-- REQUIRED TASK --
Write down every entry below once more, exactly.

***** MATERIAL PROVIDED

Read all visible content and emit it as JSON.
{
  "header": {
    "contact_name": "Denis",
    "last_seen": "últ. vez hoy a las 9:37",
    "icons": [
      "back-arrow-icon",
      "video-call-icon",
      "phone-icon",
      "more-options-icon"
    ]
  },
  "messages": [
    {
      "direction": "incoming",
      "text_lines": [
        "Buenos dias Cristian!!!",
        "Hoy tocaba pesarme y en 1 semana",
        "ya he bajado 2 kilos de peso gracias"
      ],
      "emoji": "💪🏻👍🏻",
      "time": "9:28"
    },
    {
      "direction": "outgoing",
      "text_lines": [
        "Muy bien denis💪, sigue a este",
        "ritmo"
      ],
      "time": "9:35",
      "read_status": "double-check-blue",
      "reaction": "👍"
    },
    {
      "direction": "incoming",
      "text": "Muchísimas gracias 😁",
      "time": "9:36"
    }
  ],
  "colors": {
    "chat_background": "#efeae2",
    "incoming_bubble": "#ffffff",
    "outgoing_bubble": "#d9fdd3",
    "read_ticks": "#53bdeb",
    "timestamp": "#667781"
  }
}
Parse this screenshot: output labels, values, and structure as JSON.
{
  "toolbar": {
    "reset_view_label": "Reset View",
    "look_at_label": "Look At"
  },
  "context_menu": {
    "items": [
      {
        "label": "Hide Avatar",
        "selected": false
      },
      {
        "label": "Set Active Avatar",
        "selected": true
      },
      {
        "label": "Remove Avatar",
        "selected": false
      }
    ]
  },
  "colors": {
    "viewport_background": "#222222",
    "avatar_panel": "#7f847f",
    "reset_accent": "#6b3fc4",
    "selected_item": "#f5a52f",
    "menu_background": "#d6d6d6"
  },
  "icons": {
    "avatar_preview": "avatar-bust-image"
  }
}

**********

-- EXPECTED OUTPUT --
Read all visible content and emit it as JSON.
{
  "header": {
    "contact_name": "Denis",
    "last_seen": "últ. vez hoy a las 9:37",
    "icons": [
      "back-arrow-icon",
      "video-call-icon",
      "phone-icon",
      "more-options-icon"
    ]
  },
  "messages": [
    {
      "direction": "incoming",
      "text_lines": [
        "Buenos dias Cristian!!!",
        "Hoy tocaba pesarme y en 1 semana",
        "ya he bajado 2 kilos de peso gracias"
      ],
      "emoji": "💪🏻👍🏻",
      "time": "9:28"
    },
    {
      "direction": "outgoing",
      "text_lines": [
        "Muy bien denis💪, sigue a este",
        "ritmo"
      ],
      "time": "9:35",
      "read_status": "double-check-blue",
      "reaction": "👍"
    },
    {
      "direction": "incoming",
      "text": "Muchísimas gracias 😁",
      "time": "9:36"
    }
  ],
  "colors": {
    "chat_background": "#efeae2",
    "incoming_bubble": "#ffffff",
    "outgoing_bubble": "#d9fdd3",
    "read_ticks": "#53bdeb",
    "timestamp": "#667781"
  }
}
Parse this screenshot: output labels, values, and structure as JSON.
{
  "toolbar": {
    "reset_view_label": "Reset View",
    "look_at_label": "Look At"
  },
  "context_menu": {
    "items": [
      {
        "label": "Hide Avatar",
        "selected": false
      },
      {
        "label": "Set Active Avatar",
        "selected": true
      },
      {
        "label": "Remove Avatar",
        "selected": false
      }
    ]
  },
  "colors": {
    "viewport_background": "#222222",
    "avatar_panel": "#7f847f",
    "reset_accent": "#6b3fc4",
    "selected_item": "#f5a52f",
    "menu_background": "#d6d6d6"
  },
  "icons": {
    "avatar_preview": "avatar-bust-image"
  }
}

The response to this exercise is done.